• [WORK TO COMPLETE]:
Extract each line bearing the word "kterýž".

Dataset rows
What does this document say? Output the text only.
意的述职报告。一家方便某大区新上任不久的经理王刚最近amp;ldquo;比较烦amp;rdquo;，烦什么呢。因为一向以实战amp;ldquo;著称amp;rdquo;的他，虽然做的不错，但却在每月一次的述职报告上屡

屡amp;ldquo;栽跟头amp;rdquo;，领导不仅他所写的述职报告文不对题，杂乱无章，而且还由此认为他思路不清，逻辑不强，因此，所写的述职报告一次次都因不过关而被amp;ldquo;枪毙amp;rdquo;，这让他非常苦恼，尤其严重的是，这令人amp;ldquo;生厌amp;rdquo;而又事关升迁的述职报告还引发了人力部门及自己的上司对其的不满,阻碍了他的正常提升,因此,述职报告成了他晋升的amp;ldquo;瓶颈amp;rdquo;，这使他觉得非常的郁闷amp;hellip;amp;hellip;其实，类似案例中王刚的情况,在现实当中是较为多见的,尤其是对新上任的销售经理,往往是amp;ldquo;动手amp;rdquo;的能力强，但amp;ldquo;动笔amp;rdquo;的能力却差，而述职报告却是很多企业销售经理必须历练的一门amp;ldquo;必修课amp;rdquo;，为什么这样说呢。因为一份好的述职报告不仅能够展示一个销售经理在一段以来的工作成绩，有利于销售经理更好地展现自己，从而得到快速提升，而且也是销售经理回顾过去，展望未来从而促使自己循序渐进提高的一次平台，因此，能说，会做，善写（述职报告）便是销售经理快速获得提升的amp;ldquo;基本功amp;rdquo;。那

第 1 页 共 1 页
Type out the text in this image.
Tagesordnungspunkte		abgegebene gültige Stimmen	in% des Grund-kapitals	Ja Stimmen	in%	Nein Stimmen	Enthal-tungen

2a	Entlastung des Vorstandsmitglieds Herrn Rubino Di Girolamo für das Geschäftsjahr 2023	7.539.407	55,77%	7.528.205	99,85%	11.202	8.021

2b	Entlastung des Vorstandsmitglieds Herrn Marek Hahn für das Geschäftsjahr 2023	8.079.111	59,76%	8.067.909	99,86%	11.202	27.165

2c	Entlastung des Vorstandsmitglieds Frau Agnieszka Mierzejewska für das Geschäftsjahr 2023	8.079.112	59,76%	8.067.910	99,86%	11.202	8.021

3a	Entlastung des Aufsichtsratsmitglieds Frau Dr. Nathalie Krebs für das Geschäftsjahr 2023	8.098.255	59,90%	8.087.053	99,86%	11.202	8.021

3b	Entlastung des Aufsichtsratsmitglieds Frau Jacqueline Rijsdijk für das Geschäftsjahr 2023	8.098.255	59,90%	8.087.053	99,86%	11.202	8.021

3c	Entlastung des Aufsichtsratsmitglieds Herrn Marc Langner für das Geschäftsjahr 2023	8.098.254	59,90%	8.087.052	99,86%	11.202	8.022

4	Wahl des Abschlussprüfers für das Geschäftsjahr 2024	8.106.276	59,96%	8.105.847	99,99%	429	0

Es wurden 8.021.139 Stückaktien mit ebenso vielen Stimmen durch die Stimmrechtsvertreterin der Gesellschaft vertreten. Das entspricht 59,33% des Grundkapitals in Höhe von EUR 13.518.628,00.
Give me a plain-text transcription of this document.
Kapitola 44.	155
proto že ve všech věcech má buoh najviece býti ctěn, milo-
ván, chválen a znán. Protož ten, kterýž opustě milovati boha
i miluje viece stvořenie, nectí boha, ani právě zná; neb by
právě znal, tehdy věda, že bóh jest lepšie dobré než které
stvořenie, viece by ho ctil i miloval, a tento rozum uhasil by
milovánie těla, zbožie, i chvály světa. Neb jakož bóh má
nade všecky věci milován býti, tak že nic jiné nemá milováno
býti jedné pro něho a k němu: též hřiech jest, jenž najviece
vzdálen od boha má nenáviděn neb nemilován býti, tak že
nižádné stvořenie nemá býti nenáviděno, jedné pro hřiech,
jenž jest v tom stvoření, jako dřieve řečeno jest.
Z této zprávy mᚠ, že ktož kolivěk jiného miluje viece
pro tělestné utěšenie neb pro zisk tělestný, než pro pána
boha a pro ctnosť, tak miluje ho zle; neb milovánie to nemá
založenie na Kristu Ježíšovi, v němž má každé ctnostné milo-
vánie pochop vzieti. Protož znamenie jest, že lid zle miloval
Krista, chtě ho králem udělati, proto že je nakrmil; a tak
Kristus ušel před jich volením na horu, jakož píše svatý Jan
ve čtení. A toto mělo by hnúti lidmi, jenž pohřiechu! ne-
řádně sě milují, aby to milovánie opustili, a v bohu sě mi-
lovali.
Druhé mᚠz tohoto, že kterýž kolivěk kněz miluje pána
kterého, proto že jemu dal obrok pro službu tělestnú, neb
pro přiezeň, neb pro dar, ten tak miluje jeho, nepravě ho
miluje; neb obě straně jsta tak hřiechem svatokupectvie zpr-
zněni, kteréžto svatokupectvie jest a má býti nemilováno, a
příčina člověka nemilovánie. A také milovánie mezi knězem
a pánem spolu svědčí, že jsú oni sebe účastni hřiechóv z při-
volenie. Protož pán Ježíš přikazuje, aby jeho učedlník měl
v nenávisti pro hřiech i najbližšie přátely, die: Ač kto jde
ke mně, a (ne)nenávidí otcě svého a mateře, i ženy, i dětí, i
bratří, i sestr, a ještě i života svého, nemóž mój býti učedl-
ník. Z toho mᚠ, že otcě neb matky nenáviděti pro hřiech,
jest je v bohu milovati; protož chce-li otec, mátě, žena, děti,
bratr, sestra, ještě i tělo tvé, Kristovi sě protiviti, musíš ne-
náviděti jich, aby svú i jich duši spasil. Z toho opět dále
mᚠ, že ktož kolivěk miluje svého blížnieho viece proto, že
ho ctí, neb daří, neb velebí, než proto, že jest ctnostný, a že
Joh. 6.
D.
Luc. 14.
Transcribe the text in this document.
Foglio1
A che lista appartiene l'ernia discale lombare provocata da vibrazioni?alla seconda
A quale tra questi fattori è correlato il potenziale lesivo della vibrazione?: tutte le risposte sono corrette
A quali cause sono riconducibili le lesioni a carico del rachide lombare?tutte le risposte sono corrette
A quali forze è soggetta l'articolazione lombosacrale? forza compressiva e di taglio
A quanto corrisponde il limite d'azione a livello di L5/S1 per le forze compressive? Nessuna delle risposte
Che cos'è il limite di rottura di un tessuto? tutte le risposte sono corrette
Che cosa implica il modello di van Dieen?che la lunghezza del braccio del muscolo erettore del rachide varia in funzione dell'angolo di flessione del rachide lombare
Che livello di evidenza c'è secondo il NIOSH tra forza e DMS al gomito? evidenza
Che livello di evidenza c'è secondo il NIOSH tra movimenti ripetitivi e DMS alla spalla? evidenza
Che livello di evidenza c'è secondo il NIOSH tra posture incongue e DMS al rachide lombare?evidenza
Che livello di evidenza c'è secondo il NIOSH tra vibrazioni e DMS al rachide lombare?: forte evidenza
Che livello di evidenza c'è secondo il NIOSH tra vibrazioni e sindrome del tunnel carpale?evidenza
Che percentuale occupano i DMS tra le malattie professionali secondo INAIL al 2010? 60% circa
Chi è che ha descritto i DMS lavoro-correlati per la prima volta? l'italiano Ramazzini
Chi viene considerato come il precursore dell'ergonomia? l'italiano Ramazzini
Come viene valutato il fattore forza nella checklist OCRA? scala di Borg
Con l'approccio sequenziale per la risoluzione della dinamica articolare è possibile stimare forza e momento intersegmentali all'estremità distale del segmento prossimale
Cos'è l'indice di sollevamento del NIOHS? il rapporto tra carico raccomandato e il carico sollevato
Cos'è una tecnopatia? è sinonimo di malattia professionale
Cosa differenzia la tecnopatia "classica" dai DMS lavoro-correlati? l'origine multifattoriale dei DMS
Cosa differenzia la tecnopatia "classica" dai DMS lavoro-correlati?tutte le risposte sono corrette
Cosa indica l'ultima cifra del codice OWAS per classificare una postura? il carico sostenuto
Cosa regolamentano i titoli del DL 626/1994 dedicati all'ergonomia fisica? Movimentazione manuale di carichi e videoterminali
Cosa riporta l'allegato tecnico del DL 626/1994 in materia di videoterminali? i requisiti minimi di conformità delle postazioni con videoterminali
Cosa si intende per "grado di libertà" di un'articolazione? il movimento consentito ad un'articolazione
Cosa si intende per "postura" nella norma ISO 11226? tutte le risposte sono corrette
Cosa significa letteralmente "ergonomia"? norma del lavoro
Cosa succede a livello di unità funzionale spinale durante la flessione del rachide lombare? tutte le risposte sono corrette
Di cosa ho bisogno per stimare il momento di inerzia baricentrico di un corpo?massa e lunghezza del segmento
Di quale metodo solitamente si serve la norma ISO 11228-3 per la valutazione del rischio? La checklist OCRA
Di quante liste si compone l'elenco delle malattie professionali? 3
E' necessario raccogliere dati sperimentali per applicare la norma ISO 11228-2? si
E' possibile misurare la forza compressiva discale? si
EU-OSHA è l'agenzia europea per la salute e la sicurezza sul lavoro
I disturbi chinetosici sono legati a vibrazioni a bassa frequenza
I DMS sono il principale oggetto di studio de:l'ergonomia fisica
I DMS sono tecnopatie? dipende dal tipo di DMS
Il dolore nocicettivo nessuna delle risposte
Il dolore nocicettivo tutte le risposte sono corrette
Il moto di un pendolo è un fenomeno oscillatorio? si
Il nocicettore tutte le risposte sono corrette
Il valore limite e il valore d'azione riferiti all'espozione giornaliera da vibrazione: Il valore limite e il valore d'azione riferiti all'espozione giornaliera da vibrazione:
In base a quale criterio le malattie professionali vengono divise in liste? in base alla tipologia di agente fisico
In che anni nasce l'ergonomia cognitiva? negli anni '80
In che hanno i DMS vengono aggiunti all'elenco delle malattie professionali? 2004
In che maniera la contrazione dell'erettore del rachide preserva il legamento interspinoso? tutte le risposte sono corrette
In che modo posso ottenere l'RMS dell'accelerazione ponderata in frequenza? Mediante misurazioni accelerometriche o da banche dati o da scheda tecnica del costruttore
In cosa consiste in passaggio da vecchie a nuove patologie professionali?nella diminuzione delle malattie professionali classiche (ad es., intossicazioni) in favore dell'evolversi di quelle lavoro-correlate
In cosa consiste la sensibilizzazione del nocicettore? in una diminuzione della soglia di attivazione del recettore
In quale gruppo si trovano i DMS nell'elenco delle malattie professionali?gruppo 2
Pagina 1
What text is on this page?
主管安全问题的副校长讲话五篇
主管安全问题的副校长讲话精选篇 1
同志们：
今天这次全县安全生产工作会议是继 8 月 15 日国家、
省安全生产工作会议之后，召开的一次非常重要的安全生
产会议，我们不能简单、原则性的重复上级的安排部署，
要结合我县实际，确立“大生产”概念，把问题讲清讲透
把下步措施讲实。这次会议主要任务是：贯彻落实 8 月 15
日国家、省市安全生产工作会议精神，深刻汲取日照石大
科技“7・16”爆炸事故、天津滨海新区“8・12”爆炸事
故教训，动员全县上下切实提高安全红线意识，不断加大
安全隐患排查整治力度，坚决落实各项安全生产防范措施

• [SOLUTION FOR THIS EXERCISE]:
ván, chválen a znán. Protož ten, kterýž opustě milovati boha
Druhé mᚠz tohoto, že kterýž kolivěk kněz miluje pána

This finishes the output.